● Written instruction:
Exactly reproduce the lines that follow.

● Exercise input:
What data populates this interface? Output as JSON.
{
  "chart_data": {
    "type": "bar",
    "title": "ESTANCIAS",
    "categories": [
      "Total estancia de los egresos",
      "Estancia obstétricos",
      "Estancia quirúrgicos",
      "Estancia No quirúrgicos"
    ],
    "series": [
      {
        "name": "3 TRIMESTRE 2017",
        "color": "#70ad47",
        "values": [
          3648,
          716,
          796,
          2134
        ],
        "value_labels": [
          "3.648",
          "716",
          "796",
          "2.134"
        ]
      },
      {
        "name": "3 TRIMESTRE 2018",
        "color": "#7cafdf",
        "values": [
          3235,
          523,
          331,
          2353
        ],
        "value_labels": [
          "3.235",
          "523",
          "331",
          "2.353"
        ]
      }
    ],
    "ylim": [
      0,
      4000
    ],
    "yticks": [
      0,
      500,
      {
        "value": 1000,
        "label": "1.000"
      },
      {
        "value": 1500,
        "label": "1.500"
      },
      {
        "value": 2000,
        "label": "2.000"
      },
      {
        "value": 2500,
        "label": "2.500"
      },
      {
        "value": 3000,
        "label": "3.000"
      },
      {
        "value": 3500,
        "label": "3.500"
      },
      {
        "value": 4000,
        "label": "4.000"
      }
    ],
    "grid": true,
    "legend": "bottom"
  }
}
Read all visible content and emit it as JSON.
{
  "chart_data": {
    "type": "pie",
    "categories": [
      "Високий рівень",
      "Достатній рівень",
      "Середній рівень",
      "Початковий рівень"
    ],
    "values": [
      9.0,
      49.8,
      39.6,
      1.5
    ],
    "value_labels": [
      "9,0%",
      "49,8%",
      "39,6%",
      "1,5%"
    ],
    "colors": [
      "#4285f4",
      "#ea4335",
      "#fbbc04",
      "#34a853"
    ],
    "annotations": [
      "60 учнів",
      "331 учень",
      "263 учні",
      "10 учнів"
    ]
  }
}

● Finished task:
What data populates this interface? Output as JSON.
{
  "chart_data": {
    "type": "bar",
    "title": "ESTANCIAS",
    "categories": [
      "Total estancia de los egresos",
      "Estancia obstétricos",
      "Estancia quirúrgicos",
      "Estancia No quirúrgicos"
    ],
    "series": [
      {
        "name": "3 TRIMESTRE 2017",
        "color": "#70ad47",
        "values": [
          3648,
          716,
          796,
          2134
        ],
        "value_labels": [
          "3.648",
          "716",
          "796",
          "2.134"
        ]
      },
      {
        "name": "3 TRIMESTRE 2018",
        "color": "#7cafdf",
        "values": [
          3235,
          523,
          331,
          2353
        ],
        "value_labels": [
          "3.235",
          "523",
          "331",
          "2.353"
        ]
      }
    ],
    "ylim": [
      0,
      4000
    ],
    "yticks": [
      0,
      500,
      {
        "value": 1000,
        "label": "1.000"
      },
      {
        "value": 1500,
        "label": "1.500"
      },
      {
        "value": 2000,
        "label": "2.000"
      },
      {
        "value": 2500,
        "label": "2.500"
      },
      {
        "value": 3000,
        "label": "3.000"
      },
      {
        "value": 3500,
        "label": "3.500"
      },
      {
        "value": 4000,
        "label": "4.000"
      }
    ],
    "grid": true,
    "legend": "bottom"
  }
}
Read all visible content and emit it as JSON.
{
  "chart_data": {
    "type": "pie",
    "categories": [
      "Високий рівень",
      "Достатній рівень",
      "Середній рівень",
      "Початковий рівень"
    ],
    "values": [
      9.0,
      49.8,
      39.6,
      1.5
    ],
    "value_labels": [
      "9,0%",
      "49,8%",
      "39,6%",
      "1,5%"
    ],
    "colors": [
      "#4285f4",
      "#ea4335",
      "#fbbc04",
      "#34a853"
    ],
    "annotations": [
      "60 учнів",
      "331 учень",
      "263 учні",
      "10 учнів"
    ]
  }
}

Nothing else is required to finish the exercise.